» **Aim**
Extract and list every line that contains the word "text".

※

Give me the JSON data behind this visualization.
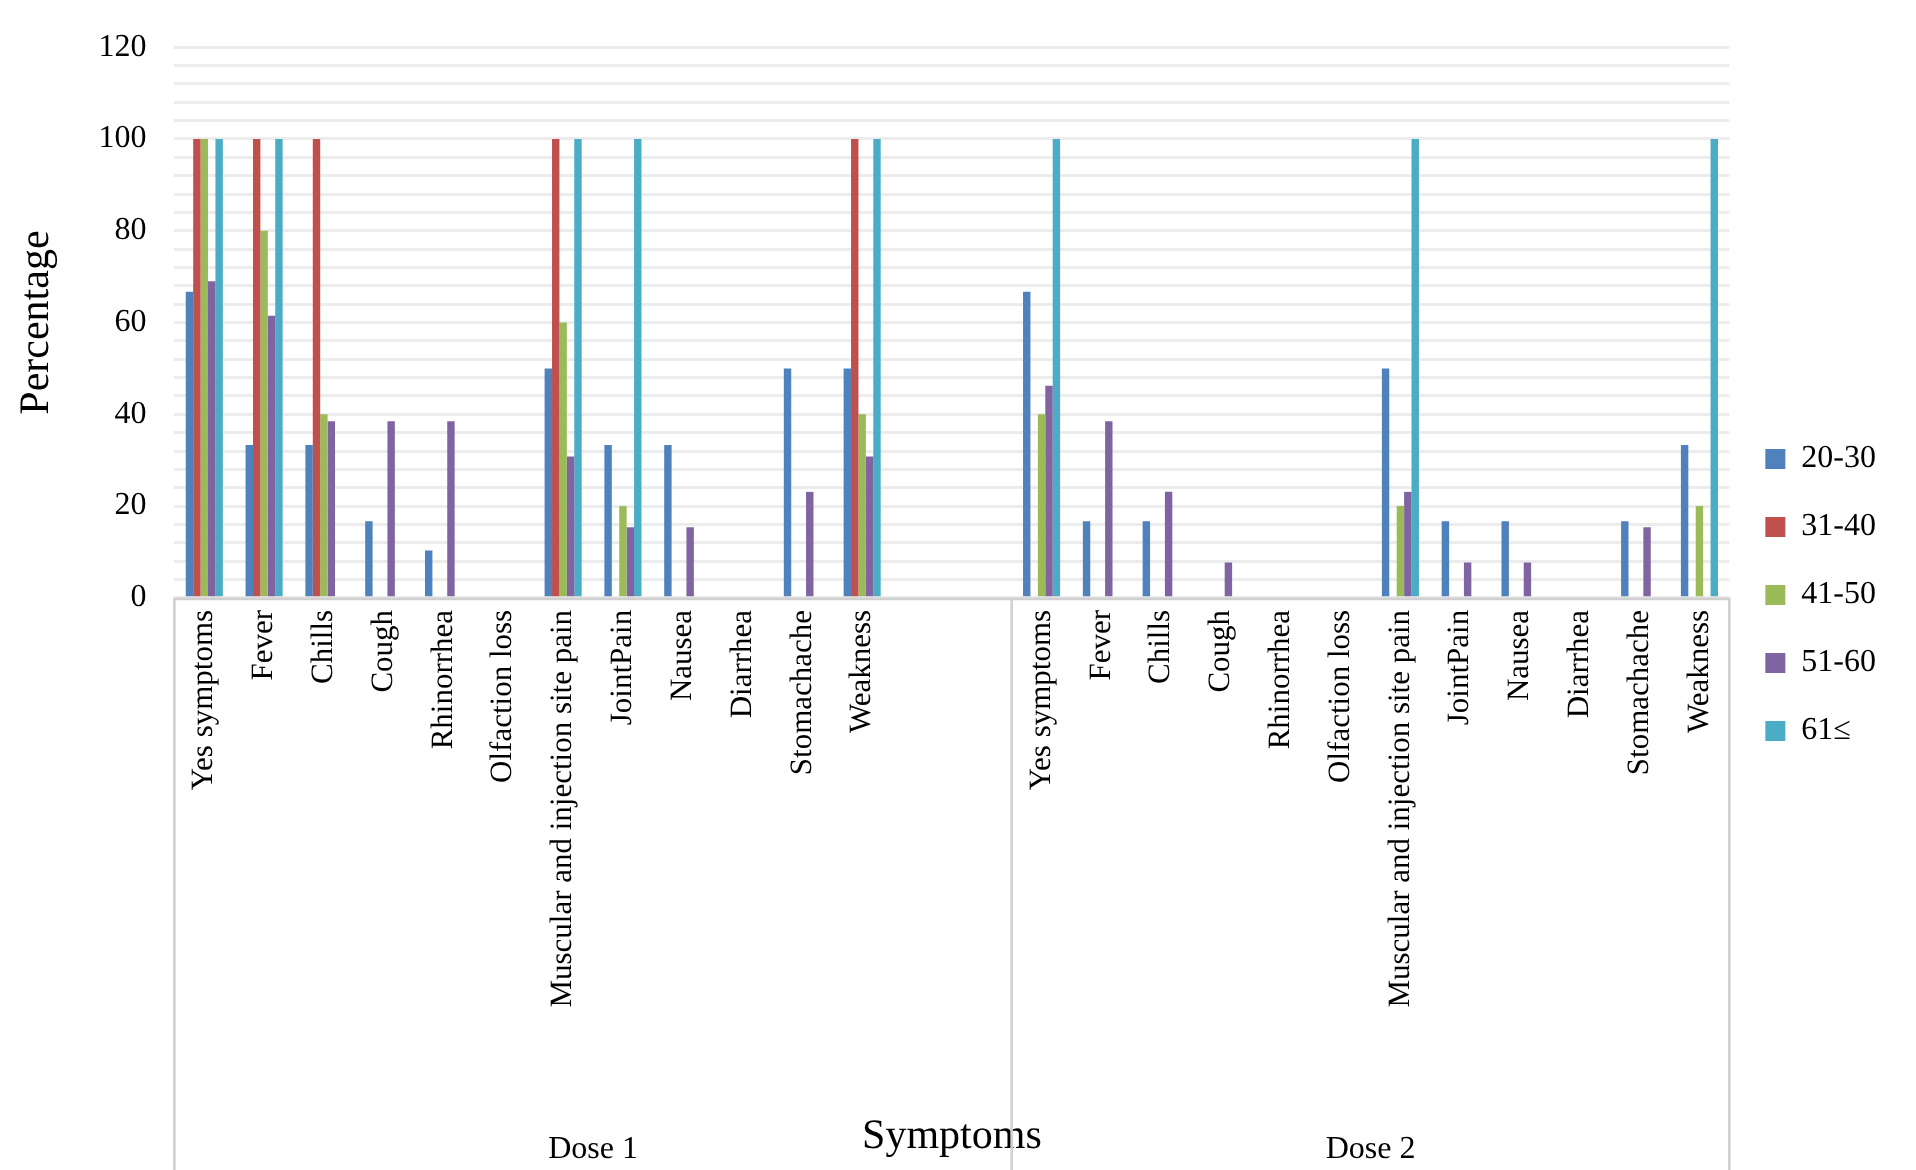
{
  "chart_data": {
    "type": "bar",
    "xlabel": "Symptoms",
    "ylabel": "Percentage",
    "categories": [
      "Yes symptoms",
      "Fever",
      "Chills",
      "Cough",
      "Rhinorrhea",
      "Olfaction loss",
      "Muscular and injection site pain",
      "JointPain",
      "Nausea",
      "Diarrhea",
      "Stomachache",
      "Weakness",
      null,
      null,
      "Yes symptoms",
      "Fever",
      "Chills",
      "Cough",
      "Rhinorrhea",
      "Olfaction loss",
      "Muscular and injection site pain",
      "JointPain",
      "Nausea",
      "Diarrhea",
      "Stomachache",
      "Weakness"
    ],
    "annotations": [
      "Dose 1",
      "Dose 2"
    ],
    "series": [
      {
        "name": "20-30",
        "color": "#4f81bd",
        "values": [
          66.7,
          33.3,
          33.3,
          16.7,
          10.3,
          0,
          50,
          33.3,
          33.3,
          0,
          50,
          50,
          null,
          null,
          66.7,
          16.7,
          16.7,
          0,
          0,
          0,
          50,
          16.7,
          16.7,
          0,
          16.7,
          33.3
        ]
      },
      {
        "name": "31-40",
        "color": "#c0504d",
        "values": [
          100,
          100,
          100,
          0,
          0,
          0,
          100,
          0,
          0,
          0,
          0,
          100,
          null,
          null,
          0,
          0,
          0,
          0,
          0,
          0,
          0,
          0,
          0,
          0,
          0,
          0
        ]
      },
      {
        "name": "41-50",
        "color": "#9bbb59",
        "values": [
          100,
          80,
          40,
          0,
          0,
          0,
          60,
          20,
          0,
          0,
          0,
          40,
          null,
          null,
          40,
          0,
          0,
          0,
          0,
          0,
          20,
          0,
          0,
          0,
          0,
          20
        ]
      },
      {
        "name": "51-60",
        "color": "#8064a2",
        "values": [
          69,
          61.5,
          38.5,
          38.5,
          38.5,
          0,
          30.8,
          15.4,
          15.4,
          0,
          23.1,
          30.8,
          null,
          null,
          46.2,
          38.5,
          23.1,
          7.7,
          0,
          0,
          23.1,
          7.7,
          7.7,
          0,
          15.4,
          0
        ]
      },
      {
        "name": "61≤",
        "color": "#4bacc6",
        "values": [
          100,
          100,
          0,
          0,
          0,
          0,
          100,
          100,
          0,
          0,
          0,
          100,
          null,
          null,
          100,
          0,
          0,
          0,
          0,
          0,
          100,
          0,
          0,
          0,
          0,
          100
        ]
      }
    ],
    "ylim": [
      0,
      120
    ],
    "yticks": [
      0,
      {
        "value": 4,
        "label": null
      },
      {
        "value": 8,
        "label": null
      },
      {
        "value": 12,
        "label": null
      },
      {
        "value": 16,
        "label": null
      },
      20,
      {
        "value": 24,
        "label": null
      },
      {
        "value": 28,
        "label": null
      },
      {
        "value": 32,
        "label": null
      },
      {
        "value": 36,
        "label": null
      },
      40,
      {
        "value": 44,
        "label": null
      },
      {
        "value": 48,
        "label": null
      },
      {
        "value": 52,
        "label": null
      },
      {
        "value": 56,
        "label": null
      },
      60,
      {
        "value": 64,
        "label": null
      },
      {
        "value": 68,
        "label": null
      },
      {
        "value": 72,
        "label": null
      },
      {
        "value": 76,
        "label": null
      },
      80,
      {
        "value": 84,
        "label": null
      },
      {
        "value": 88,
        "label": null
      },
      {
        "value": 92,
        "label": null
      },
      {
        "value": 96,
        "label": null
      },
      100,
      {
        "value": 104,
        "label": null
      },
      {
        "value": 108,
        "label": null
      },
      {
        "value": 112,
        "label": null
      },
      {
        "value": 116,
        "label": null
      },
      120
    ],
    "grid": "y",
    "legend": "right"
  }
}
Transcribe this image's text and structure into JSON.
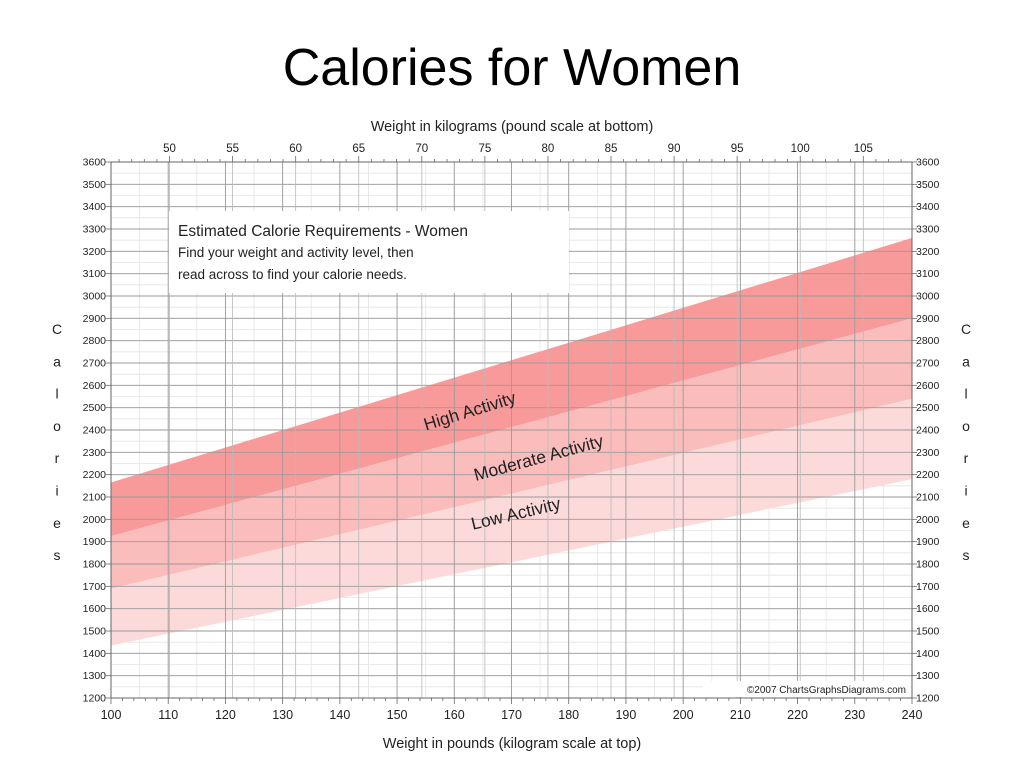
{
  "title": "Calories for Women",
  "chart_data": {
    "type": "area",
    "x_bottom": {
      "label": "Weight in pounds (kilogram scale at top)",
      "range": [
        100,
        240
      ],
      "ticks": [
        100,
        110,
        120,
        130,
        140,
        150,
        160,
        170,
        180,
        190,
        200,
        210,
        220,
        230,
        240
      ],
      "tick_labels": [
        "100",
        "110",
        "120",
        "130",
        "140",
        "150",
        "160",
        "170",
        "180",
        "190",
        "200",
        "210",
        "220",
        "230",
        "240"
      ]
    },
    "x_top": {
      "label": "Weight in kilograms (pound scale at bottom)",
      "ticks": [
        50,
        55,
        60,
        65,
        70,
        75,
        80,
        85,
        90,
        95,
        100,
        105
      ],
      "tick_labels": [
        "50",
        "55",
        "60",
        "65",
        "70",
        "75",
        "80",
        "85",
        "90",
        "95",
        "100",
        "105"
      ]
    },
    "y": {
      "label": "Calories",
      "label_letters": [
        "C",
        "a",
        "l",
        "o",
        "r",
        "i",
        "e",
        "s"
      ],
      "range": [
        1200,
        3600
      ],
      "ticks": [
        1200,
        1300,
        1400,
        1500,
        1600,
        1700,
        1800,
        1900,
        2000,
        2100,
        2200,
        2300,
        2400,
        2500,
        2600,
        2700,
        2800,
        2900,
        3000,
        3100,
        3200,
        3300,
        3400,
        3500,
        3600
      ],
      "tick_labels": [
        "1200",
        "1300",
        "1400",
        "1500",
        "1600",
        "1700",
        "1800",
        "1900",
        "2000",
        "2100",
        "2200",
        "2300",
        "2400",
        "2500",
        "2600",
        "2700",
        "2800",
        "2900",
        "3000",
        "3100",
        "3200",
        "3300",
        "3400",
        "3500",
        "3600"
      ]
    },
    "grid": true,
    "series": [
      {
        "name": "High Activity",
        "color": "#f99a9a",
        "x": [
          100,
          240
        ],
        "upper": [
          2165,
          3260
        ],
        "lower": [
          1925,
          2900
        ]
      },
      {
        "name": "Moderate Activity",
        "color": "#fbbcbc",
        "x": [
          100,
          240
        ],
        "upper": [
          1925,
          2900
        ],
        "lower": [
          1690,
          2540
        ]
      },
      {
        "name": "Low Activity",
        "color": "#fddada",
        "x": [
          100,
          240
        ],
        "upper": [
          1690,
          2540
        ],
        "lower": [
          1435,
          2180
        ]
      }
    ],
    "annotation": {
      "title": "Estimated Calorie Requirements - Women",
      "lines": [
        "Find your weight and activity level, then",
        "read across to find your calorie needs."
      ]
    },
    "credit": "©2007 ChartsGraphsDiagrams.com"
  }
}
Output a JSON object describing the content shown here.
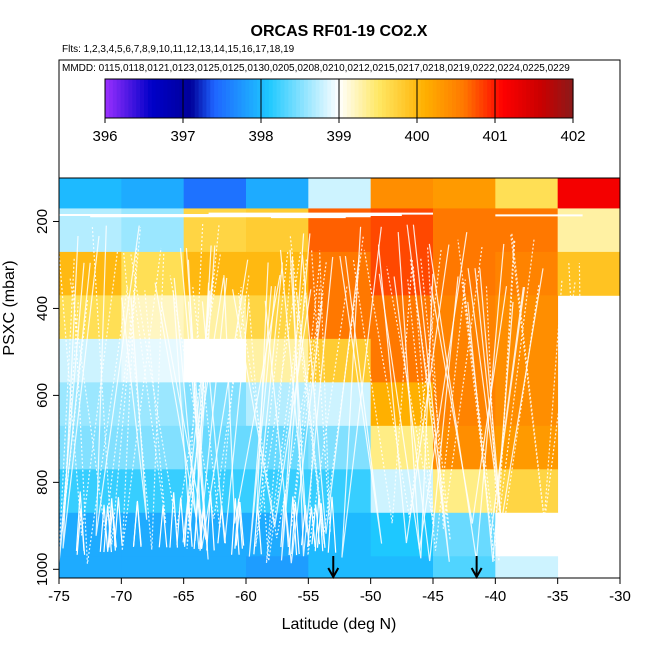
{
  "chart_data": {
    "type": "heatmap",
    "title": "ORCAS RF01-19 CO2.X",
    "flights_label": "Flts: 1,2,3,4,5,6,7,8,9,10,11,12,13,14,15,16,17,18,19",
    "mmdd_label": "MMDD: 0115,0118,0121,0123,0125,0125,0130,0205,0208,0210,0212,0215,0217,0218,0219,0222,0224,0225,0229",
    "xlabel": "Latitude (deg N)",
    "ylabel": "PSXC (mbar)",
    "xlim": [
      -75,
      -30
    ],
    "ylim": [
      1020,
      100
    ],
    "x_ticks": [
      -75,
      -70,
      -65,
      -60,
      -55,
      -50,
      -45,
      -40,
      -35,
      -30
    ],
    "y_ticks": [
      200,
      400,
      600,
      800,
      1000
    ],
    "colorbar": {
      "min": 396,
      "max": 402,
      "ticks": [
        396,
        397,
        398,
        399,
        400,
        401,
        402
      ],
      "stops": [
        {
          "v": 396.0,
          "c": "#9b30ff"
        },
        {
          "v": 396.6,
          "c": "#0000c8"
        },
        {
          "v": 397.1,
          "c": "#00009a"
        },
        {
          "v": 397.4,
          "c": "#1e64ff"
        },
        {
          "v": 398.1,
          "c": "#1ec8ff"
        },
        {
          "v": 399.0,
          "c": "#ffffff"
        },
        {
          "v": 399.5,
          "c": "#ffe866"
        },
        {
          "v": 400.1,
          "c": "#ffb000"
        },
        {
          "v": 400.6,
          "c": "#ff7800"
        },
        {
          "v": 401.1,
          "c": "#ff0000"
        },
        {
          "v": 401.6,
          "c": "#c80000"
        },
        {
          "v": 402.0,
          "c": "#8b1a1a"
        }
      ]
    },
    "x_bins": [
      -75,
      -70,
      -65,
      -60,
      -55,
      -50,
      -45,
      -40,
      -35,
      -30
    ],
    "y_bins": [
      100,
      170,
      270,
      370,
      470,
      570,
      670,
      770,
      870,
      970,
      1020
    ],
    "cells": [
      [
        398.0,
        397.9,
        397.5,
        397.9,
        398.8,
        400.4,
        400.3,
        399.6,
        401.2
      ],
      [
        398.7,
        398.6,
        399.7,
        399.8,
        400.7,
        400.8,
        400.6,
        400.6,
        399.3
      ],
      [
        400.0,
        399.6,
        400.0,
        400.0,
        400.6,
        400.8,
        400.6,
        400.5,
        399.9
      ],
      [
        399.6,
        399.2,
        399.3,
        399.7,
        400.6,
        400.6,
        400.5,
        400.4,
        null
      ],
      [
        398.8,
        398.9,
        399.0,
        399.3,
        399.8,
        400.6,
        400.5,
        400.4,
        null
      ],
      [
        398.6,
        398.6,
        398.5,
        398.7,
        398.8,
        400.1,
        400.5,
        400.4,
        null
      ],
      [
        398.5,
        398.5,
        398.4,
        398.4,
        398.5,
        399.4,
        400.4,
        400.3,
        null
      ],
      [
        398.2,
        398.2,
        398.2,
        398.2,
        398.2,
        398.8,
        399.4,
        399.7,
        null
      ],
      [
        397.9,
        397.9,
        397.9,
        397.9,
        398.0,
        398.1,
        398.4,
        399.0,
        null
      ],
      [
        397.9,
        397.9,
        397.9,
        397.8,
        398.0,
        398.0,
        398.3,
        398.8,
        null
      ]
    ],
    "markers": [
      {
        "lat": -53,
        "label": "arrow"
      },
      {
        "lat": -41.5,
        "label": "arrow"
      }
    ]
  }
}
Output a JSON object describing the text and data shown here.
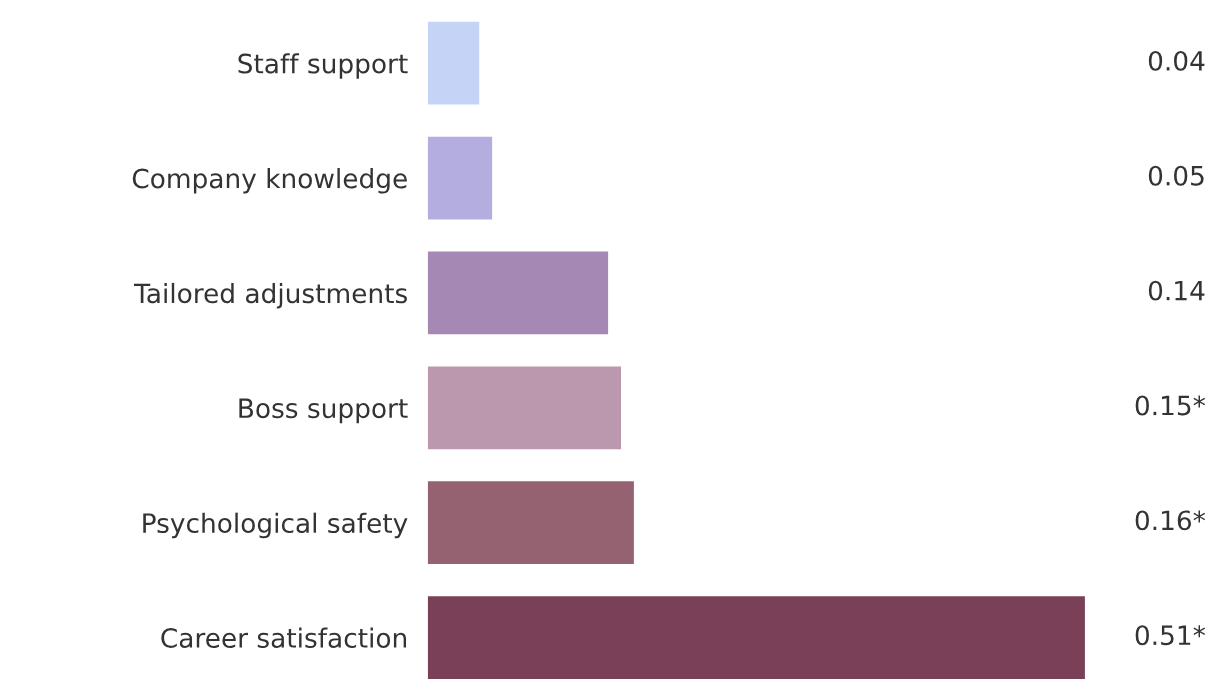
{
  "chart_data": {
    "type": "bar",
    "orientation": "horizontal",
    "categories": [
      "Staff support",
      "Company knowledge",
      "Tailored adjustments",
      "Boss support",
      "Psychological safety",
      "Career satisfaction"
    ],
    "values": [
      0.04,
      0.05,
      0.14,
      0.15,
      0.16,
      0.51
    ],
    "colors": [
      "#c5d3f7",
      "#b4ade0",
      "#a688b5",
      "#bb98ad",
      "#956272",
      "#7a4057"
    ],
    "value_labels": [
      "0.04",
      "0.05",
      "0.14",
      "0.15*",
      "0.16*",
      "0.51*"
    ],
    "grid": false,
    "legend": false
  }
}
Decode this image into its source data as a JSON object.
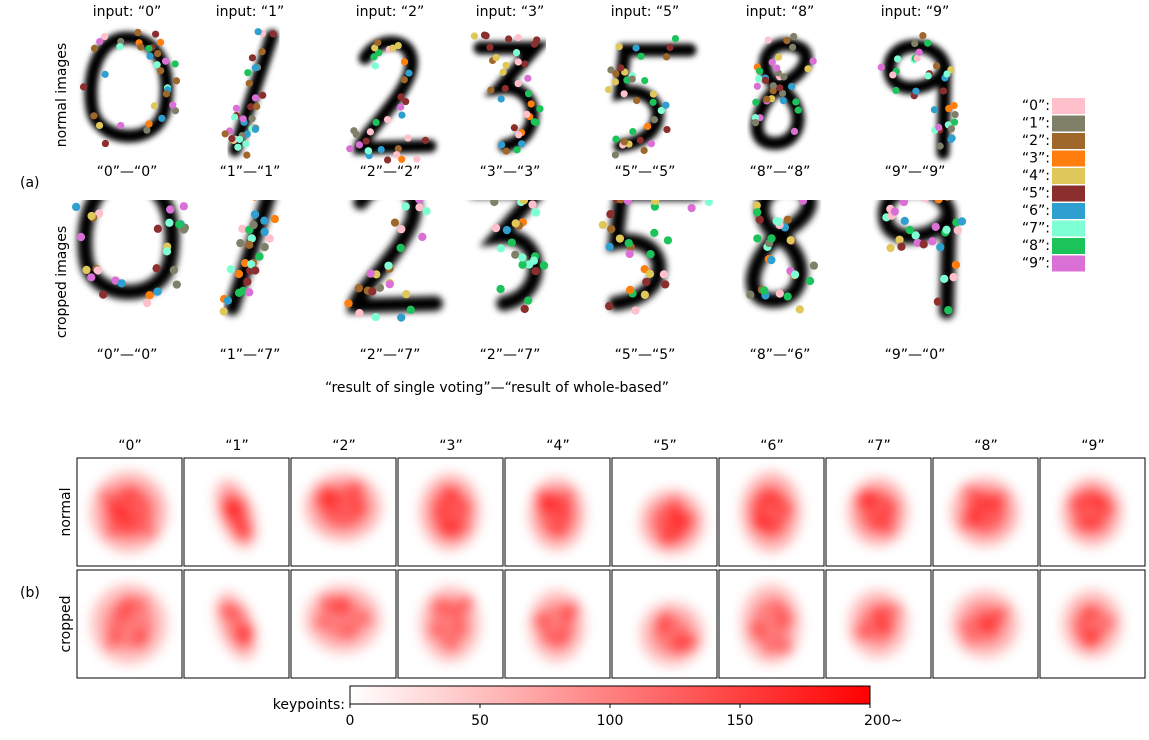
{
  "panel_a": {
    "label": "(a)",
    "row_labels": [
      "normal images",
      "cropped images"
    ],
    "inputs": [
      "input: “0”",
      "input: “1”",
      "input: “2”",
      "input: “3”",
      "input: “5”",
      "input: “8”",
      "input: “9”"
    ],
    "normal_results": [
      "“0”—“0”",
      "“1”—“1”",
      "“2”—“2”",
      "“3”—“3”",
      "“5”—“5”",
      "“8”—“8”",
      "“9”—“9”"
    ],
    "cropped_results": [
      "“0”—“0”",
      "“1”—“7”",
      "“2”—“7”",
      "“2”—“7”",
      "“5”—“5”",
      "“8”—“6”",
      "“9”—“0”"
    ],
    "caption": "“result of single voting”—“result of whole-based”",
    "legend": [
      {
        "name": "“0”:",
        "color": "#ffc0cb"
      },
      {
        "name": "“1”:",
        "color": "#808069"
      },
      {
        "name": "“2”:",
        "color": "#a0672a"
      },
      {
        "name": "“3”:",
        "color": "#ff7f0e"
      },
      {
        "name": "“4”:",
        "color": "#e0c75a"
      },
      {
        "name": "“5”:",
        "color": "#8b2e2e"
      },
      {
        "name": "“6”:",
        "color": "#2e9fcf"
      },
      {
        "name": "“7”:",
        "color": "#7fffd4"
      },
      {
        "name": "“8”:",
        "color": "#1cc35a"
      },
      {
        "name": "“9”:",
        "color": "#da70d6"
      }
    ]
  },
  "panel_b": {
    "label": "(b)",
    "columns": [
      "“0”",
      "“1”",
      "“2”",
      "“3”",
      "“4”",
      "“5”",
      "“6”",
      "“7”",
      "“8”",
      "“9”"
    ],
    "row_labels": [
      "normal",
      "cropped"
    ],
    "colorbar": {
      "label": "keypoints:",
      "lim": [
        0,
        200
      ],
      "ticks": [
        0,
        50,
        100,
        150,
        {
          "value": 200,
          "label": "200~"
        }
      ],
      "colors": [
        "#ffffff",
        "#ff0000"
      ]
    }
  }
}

※

» **Answer below**
Transcribe this image's text and structure into JSON.
Output a JSON object describing the text and data shown here.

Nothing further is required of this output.